Directions: Render the following material again verbatim, leaving nothing out.
===== Dataset content =====
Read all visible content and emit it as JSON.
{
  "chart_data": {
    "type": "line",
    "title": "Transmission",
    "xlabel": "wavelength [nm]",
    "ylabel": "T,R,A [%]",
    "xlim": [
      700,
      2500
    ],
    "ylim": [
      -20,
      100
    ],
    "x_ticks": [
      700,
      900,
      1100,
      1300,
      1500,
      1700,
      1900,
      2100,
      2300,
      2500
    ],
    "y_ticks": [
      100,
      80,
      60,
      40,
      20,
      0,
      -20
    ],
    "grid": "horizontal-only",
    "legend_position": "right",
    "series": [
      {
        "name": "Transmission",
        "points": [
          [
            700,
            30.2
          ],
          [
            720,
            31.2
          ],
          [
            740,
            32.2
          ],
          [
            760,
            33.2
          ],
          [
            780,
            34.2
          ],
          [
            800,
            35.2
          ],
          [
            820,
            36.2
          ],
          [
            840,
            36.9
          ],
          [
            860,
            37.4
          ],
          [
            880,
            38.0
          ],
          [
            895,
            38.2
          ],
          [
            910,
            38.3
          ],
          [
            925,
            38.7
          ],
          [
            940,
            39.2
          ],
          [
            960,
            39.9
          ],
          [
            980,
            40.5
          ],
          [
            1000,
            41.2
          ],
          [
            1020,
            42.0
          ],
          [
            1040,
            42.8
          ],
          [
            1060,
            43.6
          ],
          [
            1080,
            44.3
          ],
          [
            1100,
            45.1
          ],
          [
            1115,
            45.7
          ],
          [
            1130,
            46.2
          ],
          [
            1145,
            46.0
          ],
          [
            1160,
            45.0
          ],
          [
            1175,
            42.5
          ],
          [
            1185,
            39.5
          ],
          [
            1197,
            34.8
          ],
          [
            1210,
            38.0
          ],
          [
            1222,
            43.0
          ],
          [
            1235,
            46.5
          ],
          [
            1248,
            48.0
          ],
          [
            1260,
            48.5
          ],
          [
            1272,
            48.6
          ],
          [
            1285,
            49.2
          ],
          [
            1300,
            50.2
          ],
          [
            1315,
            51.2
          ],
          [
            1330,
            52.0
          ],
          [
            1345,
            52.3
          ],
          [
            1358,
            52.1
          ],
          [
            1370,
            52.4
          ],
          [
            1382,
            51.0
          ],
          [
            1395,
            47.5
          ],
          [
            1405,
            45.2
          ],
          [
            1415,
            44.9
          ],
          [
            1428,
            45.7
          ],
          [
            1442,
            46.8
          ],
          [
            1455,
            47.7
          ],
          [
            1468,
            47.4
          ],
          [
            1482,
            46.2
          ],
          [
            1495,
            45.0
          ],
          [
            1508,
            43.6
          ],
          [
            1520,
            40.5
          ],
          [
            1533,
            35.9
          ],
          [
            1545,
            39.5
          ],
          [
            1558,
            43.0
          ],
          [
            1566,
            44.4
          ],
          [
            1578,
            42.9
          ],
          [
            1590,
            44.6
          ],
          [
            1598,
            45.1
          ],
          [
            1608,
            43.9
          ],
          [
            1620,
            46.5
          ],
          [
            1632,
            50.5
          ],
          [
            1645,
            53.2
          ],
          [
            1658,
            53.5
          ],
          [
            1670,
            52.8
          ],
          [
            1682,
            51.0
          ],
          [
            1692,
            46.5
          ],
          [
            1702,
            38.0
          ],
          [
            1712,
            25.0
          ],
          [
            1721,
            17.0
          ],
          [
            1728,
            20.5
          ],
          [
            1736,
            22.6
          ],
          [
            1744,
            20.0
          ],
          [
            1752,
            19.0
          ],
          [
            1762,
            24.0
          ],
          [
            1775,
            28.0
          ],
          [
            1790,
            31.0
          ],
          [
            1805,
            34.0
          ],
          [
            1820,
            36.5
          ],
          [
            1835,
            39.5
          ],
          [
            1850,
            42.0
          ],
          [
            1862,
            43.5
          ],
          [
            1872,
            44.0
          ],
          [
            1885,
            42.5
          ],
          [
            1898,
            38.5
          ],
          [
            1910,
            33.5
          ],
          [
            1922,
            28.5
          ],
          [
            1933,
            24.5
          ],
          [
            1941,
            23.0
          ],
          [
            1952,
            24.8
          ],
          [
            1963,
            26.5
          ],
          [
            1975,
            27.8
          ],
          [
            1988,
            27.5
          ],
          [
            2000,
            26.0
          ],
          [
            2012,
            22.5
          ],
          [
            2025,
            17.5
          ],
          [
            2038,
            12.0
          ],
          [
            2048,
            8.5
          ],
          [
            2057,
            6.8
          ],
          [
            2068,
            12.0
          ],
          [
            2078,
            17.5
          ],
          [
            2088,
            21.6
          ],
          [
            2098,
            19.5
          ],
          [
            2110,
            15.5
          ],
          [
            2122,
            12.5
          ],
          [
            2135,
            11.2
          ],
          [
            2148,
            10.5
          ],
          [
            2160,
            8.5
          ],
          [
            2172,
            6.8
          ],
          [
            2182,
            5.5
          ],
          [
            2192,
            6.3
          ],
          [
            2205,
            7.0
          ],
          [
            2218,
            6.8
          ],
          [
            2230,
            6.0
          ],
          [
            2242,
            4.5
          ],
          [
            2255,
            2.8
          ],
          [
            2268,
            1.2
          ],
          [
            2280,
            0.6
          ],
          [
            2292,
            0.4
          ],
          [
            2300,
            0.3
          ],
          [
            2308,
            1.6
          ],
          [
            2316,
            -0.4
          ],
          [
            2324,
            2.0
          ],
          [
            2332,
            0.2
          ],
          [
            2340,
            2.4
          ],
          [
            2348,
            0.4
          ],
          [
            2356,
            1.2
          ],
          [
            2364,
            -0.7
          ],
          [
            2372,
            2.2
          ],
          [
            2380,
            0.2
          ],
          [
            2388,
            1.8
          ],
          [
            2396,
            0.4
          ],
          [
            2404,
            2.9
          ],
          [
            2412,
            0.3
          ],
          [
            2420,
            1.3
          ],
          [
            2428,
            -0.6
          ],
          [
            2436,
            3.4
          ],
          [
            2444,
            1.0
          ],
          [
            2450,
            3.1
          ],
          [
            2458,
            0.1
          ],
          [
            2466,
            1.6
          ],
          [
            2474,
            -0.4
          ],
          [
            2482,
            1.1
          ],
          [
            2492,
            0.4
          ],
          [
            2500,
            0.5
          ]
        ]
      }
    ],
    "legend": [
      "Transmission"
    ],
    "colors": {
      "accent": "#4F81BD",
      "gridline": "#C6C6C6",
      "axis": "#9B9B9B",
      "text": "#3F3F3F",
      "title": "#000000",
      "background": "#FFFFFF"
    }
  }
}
=====
Written response:
Read all visible content and emit it as JSON.
{
  "chart_data": {
    "type": "line",
    "title": "Transmission",
    "xlabel": "wavelength [nm]",
    "ylabel": "T,R,A [%]",
    "xlim": [
      700,
      2500
    ],
    "ylim": [
      -20,
      100
    ],
    "x_ticks": [
      700,
      900,
      1100,
      1300,
      1500,
      1700,
      1900,
      2100,
      2300,
      2500
    ],
    "y_ticks": [
      100,
      80,
      60,
      40,
      20,
      0,
      -20
    ],
    "grid": "horizontal-only",
    "legend_position": "right",
    "series": [
      {
        "name": "Transmission",
        "points": [
          [
            700,
            30.2
          ],
          [
            720,
            31.2
          ],
          [
            740,
            32.2
          ],
          [
            760,
            33.2
          ],
          [
            780,
            34.2
          ],
          [
            800,
            35.2
          ],
          [
            820,
            36.2
          ],
          [
            840,
            36.9
          ],
          [
            860,
            37.4
          ],
          [
            880,
            38.0
          ],
          [
            895,
            38.2
          ],
          [
            910,
            38.3
          ],
          [
            925,
            38.7
          ],
          [
            940,
            39.2
          ],
          [
            960,
            39.9
          ],
          [
            980,
            40.5
          ],
          [
            1000,
            41.2
          ],
          [
            1020,
            42.0
          ],
          [
            1040,
            42.8
          ],
          [
            1060,
            43.6
          ],
          [
            1080,
            44.3
          ],
          [
            1100,
            45.1
          ],
          [
            1115,
            45.7
          ],
          [
            1130,
            46.2
          ],
          [
            1145,
            46.0
          ],
          [
            1160,
            45.0
          ],
          [
            1175,
            42.5
          ],
          [
            1185,
            39.5
          ],
          [
            1197,
            34.8
          ],
          [
            1210,
            38.0
          ],
          [
            1222,
            43.0
          ],
          [
            1235,
            46.5
          ],
          [
            1248,
            48.0
          ],
          [
            1260,
            48.5
          ],
          [
            1272,
            48.6
          ],
          [
            1285,
            49.2
          ],
          [
            1300,
            50.2
          ],
          [
            1315,
            51.2
          ],
          [
            1330,
            52.0
          ],
          [
            1345,
            52.3
          ],
          [
            1358,
            52.1
          ],
          [
            1370,
            52.4
          ],
          [
            1382,
            51.0
          ],
          [
            1395,
            47.5
          ],
          [
            1405,
            45.2
          ],
          [
            1415,
            44.9
          ],
          [
            1428,
            45.7
          ],
          [
            1442,
            46.8
          ],
          [
            1455,
            47.7
          ],
          [
            1468,
            47.4
          ],
          [
            1482,
            46.2
          ],
          [
            1495,
            45.0
          ],
          [
            1508,
            43.6
          ],
          [
            1520,
            40.5
          ],
          [
            1533,
            35.9
          ],
          [
            1545,
            39.5
          ],
          [
            1558,
            43.0
          ],
          [
            1566,
            44.4
          ],
          [
            1578,
            42.9
          ],
          [
            1590,
            44.6
          ],
          [
            1598,
            45.1
          ],
          [
            1608,
            43.9
          ],
          [
            1620,
            46.5
          ],
          [
            1632,
            50.5
          ],
          [
            1645,
            53.2
          ],
          [
            1658,
            53.5
          ],
          [
            1670,
            52.8
          ],
          [
            1682,
            51.0
          ],
          [
            1692,
            46.5
          ],
          [
            1702,
            38.0
          ],
          [
            1712,
            25.0
          ],
          [
            1721,
            17.0
          ],
          [
            1728,
            20.5
          ],
          [
            1736,
            22.6
          ],
          [
            1744,
            20.0
          ],
          [
            1752,
            19.0
          ],
          [
            1762,
            24.0
          ],
          [
            1775,
            28.0
          ],
          [
            1790,
            31.0
          ],
          [
            1805,
            34.0
          ],
          [
            1820,
            36.5
          ],
          [
            1835,
            39.5
          ],
          [
            1850,
            42.0
          ],
          [
            1862,
            43.5
          ],
          [
            1872,
            44.0
          ],
          [
            1885,
            42.5
          ],
          [
            1898,
            38.5
          ],
          [
            1910,
            33.5
          ],
          [
            1922,
            28.5
          ],
          [
            1933,
            24.5
          ],
          [
            1941,
            23.0
          ],
          [
            1952,
            24.8
          ],
          [
            1963,
            26.5
          ],
          [
            1975,
            27.8
          ],
          [
            1988,
            27.5
          ],
          [
            2000,
            26.0
          ],
          [
            2012,
            22.5
          ],
          [
            2025,
            17.5
          ],
          [
            2038,
            12.0
          ],
          [
            2048,
            8.5
          ],
          [
            2057,
            6.8
          ],
          [
            2068,
            12.0
          ],
          [
            2078,
            17.5
          ],
          [
            2088,
            21.6
          ],
          [
            2098,
            19.5
          ],
          [
            2110,
            15.5
          ],
          [
            2122,
            12.5
          ],
          [
            2135,
            11.2
          ],
          [
            2148,
            10.5
          ],
          [
            2160,
            8.5
          ],
          [
            2172,
            6.8
          ],
          [
            2182,
            5.5
          ],
          [
            2192,
            6.3
          ],
          [
            2205,
            7.0
          ],
          [
            2218,
            6.8
          ],
          [
            2230,
            6.0
          ],
          [
            2242,
            4.5
          ],
          [
            2255,
            2.8
          ],
          [
            2268,
            1.2
          ],
          [
            2280,
            0.6
          ],
          [
            2292,
            0.4
          ],
          [
            2300,
            0.3
          ],
          [
            2308,
            1.6
          ],
          [
            2316,
            -0.4
          ],
          [
            2324,
            2.0
          ],
          [
            2332,
            0.2
          ],
          [
            2340,
            2.4
          ],
          [
            2348,
            0.4
          ],
          [
            2356,
            1.2
          ],
          [
            2364,
            -0.7
          ],
          [
            2372,
            2.2
          ],
          [
            2380,
            0.2
          ],
          [
            2388,
            1.8
          ],
          [
            2396,
            0.4
          ],
          [
            2404,
            2.9
          ],
          [
            2412,
            0.3
          ],
          [
            2420,
            1.3
          ],
          [
            2428,
            -0.6
          ],
          [
            2436,
            3.4
          ],
          [
            2444,
            1.0
          ],
          [
            2450,
            3.1
          ],
          [
            2458,
            0.1
          ],
          [
            2466,
            1.6
          ],
          [
            2474,
            -0.4
          ],
          [
            2482,
            1.1
          ],
          [
            2492,
            0.4
          ],
          [
            2500,
            0.5
          ]
        ]
      }
    ],
    "legend": [
      "Transmission"
    ],
    "colors": {
      "accent": "#4F81BD",
      "gridline": "#C6C6C6",
      "axis": "#9B9B9B",
      "text": "#3F3F3F",
      "title": "#000000",
      "background": "#FFFFFF"
    }
  }
}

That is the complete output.